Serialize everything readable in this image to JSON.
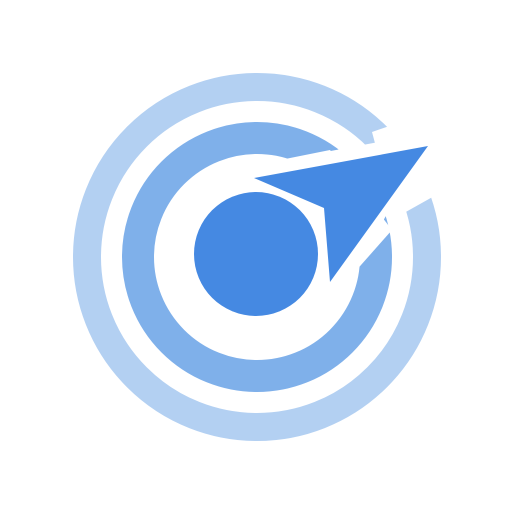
{
  "logo": {
    "icon": "target-compass-logo-icon",
    "colors": {
      "outer_ring": "#b3d0f2",
      "inner_ring": "#7fb0ea",
      "core": "#4589e2",
      "pointer": "#4589e2",
      "background": "#ffffff"
    }
  }
}
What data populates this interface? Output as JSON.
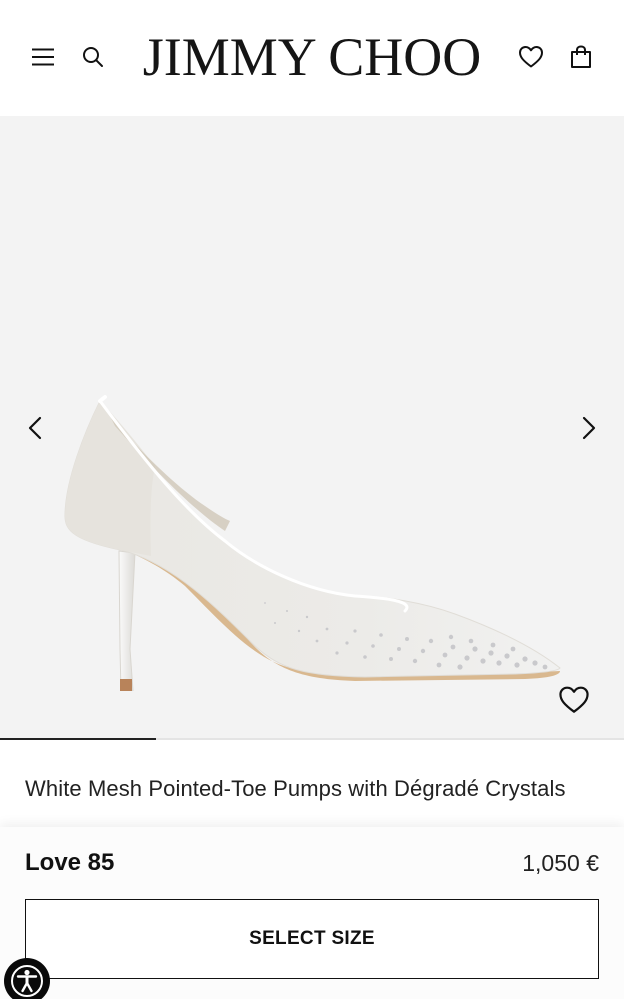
{
  "header": {
    "brand": "JIMMY CHOO",
    "menu_icon": "hamburger-menu-icon",
    "search_icon": "search-icon",
    "wishlist_icon": "heart-icon",
    "bag_icon": "shopping-bag-icon"
  },
  "gallery": {
    "prev_icon": "chevron-left-icon",
    "next_icon": "chevron-right-icon",
    "wishlist_icon": "heart-icon",
    "progress_fraction": 0.25,
    "background": "#f3f3f3"
  },
  "product": {
    "title": "White Mesh Pointed-Toe Pumps with Dégradé Crystals",
    "model": "Love 85",
    "price": "1,050 €",
    "select_size_label": "SELECT SIZE"
  },
  "accessibility": {
    "icon": "accessibility-icon"
  },
  "colors": {
    "text": "#111111",
    "gallery_bg": "#f3f3f3",
    "accessibility_bg": "#0a0a0a"
  }
}
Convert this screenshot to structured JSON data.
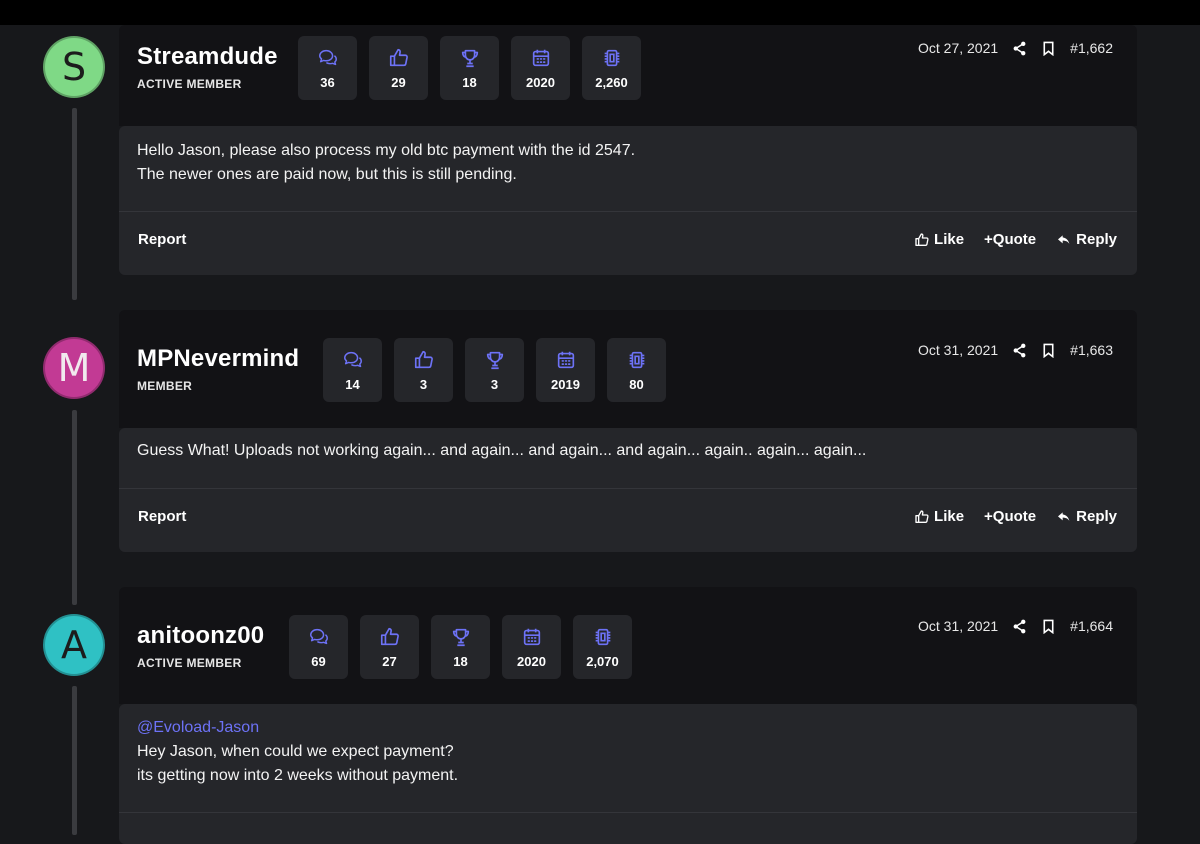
{
  "theme": {
    "accent": "#6d72f6",
    "background": "#17181b",
    "card": "#25262a",
    "header": "#121215"
  },
  "stat_icons": [
    "messages-icon",
    "thumbs-up-icon",
    "trophy-icon",
    "calendar-icon",
    "chip-icon"
  ],
  "posts": [
    {
      "avatar_letter": "S",
      "avatar_color": "#7fd986",
      "username": "Streamdude",
      "role": "ACTIVE MEMBER",
      "stats": [
        "36",
        "29",
        "18",
        "2020",
        "2,260"
      ],
      "date": "Oct 27, 2021",
      "post_number": "#1,662",
      "mention": "",
      "message_lines": [
        "Hello Jason, please also process my old btc payment with the id 2547.",
        "The newer ones are paid now, but this is still pending."
      ],
      "report_label": "Report",
      "like_label": "Like",
      "quote_label": "+Quote",
      "reply_label": "Reply"
    },
    {
      "avatar_letter": "M",
      "avatar_color": "#c23a94",
      "username": "MPNevermind",
      "role": "MEMBER",
      "stats": [
        "14",
        "3",
        "3",
        "2019",
        "80"
      ],
      "date": "Oct 31, 2021",
      "post_number": "#1,663",
      "mention": "",
      "message_lines": [
        "Guess What! Uploads not working again... and again... and again... and again... again.. again... again..."
      ],
      "report_label": "Report",
      "like_label": "Like",
      "quote_label": "+Quote",
      "reply_label": "Reply"
    },
    {
      "avatar_letter": "A",
      "avatar_color": "#2fc1c4",
      "username": "anitoonz00",
      "role": "ACTIVE MEMBER",
      "stats": [
        "69",
        "27",
        "18",
        "2020",
        "2,070"
      ],
      "date": "Oct 31, 2021",
      "post_number": "#1,664",
      "mention": "@Evoload-Jason",
      "message_lines": [
        "Hey Jason, when could we expect payment?",
        "its getting now into 2 weeks without payment."
      ],
      "report_label": "",
      "like_label": "",
      "quote_label": "",
      "reply_label": ""
    }
  ]
}
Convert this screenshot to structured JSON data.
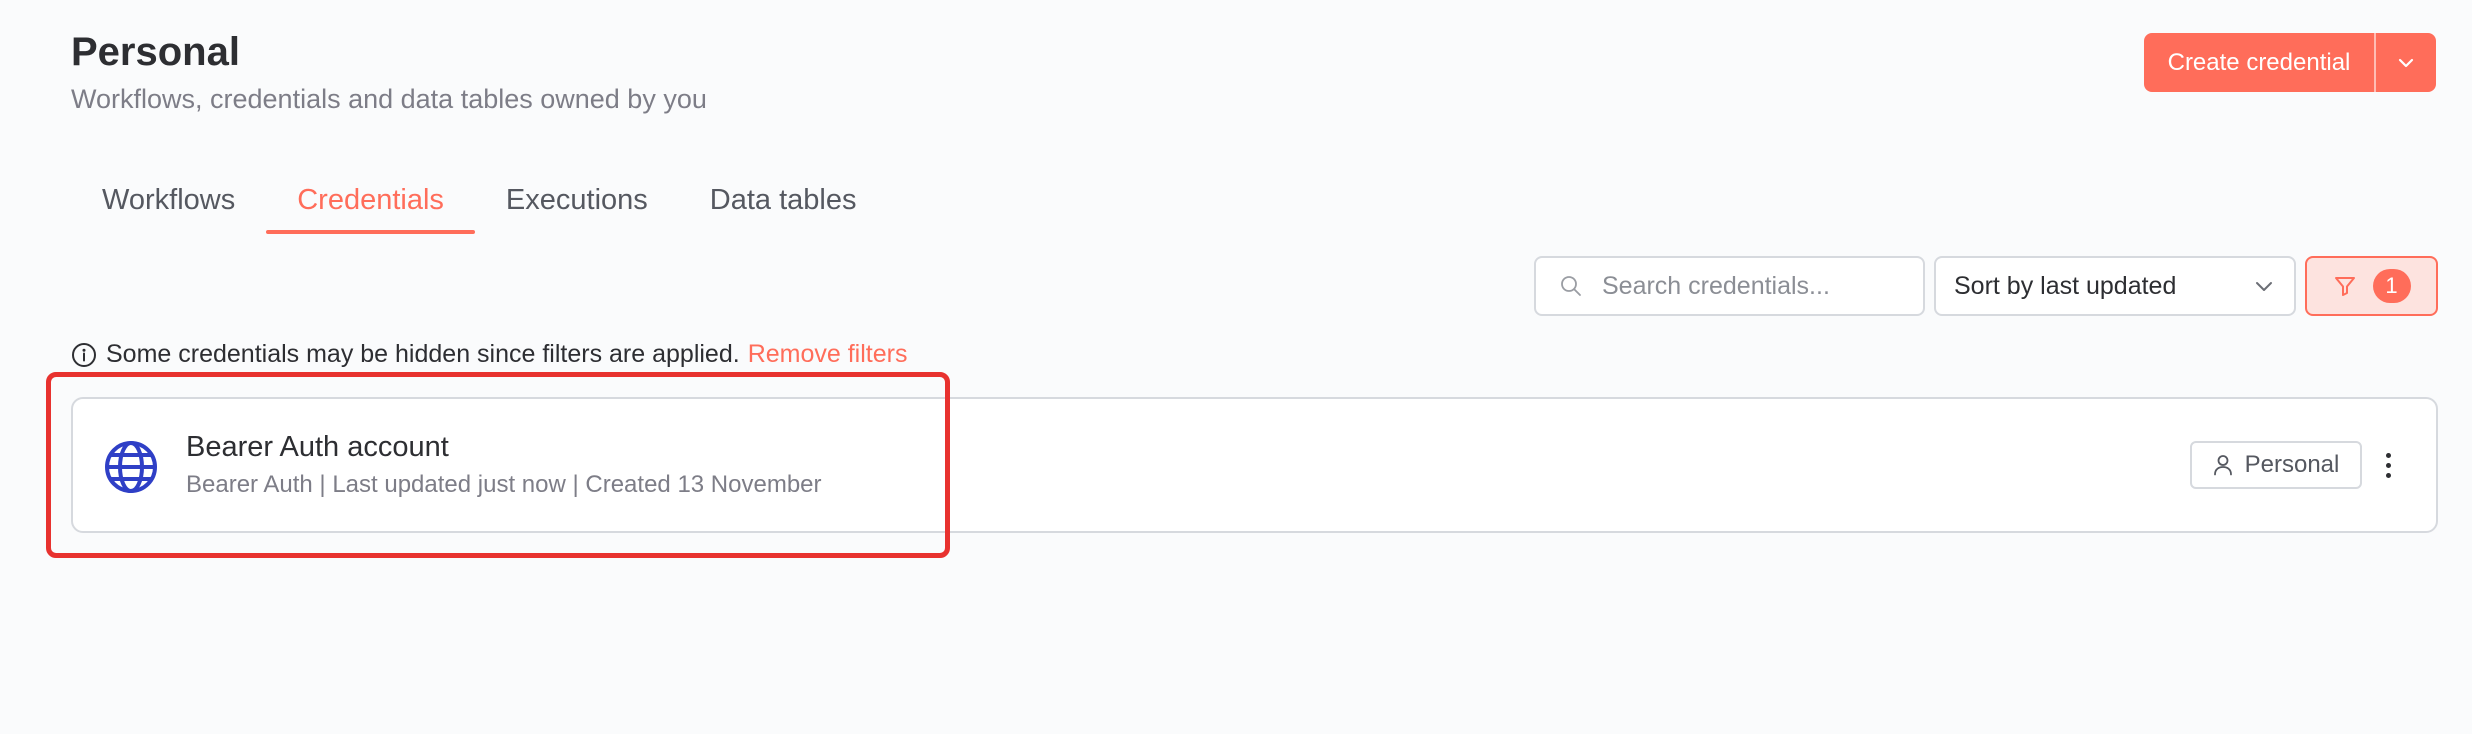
_ _ _ _
### What you will do
Every record is to be reproduced exactly, with no pictures included.

### Answer for this exercise
Serialize everything readable in this image to JSON.
{
  "logo": {
    "icon": "target-compass-logo-icon",
    "colors": {
      "outer_ring": "#b3d0f2",
      "inner_ring": "#7fb0ea",
      "core": "#4589e2",
      "pointer": "#4589e2",
      "background": "#ffffff"
    }
  }
}
What data populates this interface? Output as JSON.
{
  "header": {
    "brand": "JIMMY CHOO",
    "menu_icon": "hamburger-menu-icon",
    "search_icon": "search-icon",
    "wishlist_icon": "heart-icon",
    "bag_icon": "shopping-bag-icon"
  },
  "gallery": {
    "prev_icon": "chevron-left-icon",
    "next_icon": "chevron-right-icon",
    "wishlist_icon": "heart-icon",
    "progress_fraction": 0.25,
    "background": "#f3f3f3"
  },
  "product": {
    "title": "White Mesh Pointed-Toe Pumps with Dégradé Crystals",
    "model": "Love 85",
    "price": "1,050 €",
    "select_size_label": "SELECT SIZE"
  },
  "accessibility": {
    "icon": "accessibility-icon"
  },
  "colors": {
    "text": "#111111",
    "gallery_bg": "#f3f3f3",
    "accessibility_bg": "#0a0a0a"
  }
}
Convert this screenshot to structured JSON data.
{
  "theme": {
    "accent": "#6d72f6",
    "background": "#17181b",
    "card": "#25262a",
    "header": "#121215"
  },
  "stat_icons": [
    "messages-icon",
    "thumbs-up-icon",
    "trophy-icon",
    "calendar-icon",
    "chip-icon"
  ],
  "posts": [
    {
      "avatar_letter": "S",
      "avatar_color": "#7fd986",
      "username": "Streamdude",
      "role": "ACTIVE MEMBER",
      "stats": [
        "36",
        "29",
        "18",
        "2020",
        "2,260"
      ],
      "date": "Oct 27, 2021",
      "post_number": "#1,662",
      "mention": "",
      "message_lines": [
        "Hello Jason, please also process my old btc payment with the id 2547.",
        "The newer ones are paid now, but this is still pending."
      ],
      "report_label": "Report",
      "like_label": "Like",
      "quote_label": "+Quote",
      "reply_label": "Reply"
    },
    {
      "avatar_letter": "M",
      "avatar_color": "#c23a94",
      "username": "MPNevermind",
      "role": "MEMBER",
      "stats": [
        "14",
        "3",
        "3",
        "2019",
        "80"
      ],
      "date": "Oct 31, 2021",
      "post_number": "#1,663",
      "mention": "",
      "message_lines": [
        "Guess What! Uploads not working again... and again... and again... and again... again.. again... again..."
      ],
      "report_label": "Report",
      "like_label": "Like",
      "quote_label": "+Quote",
      "reply_label": "Reply"
    },
    {
      "avatar_letter": "A",
      "avatar_color": "#2fc1c4",
      "username": "anitoonz00",
      "role": "ACTIVE MEMBER",
      "stats": [
        "69",
        "27",
        "18",
        "2020",
        "2,070"
      ],
      "date": "Oct 31, 2021",
      "post_number": "#1,664",
      "mention": "@Evoload-Jason",
      "message_lines": [
        "Hey Jason, when could we expect payment?",
        "its getting now into 2 weeks without payment."
      ],
      "report_label": "",
      "like_label": "",
      "quote_label": "",
      "reply_label": ""
    }
  ]
}
Convert this screenshot to structured JSON data.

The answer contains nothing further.